▸ **Extracted information**
★ ★ ★ ★ ★
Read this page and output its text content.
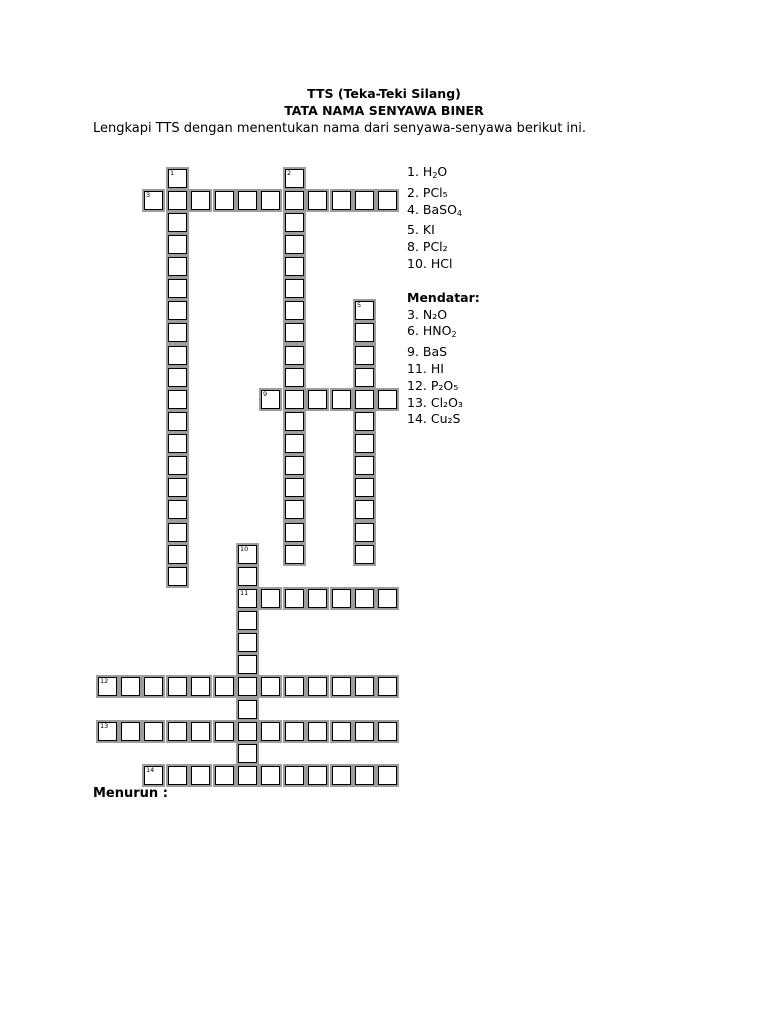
TTS (Teka-Teki Silang)
TATA NAMA SENYAWA BINER
Lengkapi TTS dengan menentukan nama dari senyawa-senyawa berikut ini.
1	2
3
5
9
10
11
12
13
14
1. $H_2O$
2. PCl₅
4. BaSO$_4$
5. KI
8. PCl₂
10. HCl
Mendatar:
3. N₂O
6. $HNO_2$
9. BaS
11. HI
12. P₂O₅
13. Cl₂O₃
14. Cu₂S
Menurun :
★ ★ ★ ★ ★
▸ **Problem details**
Repeat the full listing above exactly, with no pictures in the copy.

▸ **Response for this exercise**
Read this page and output its text content.
TTS (Teka-Teki Silang)
TATA NAMA SENYAWA BINER
Lengkapi TTS dengan menentukan nama dari senyawa-senyawa berikut ini.
1	2
3
5
9
10
11
12
13
14
1. $H_2O$
2. PCl₅
4. BaSO$_4$
5. KI
8. PCl₂
10. HCl
Mendatar:
3. N₂O
6. $HNO_2$
9. BaS
11. HI
12. P₂O₅
13. Cl₂O₃
14. Cu₂S
Menurun :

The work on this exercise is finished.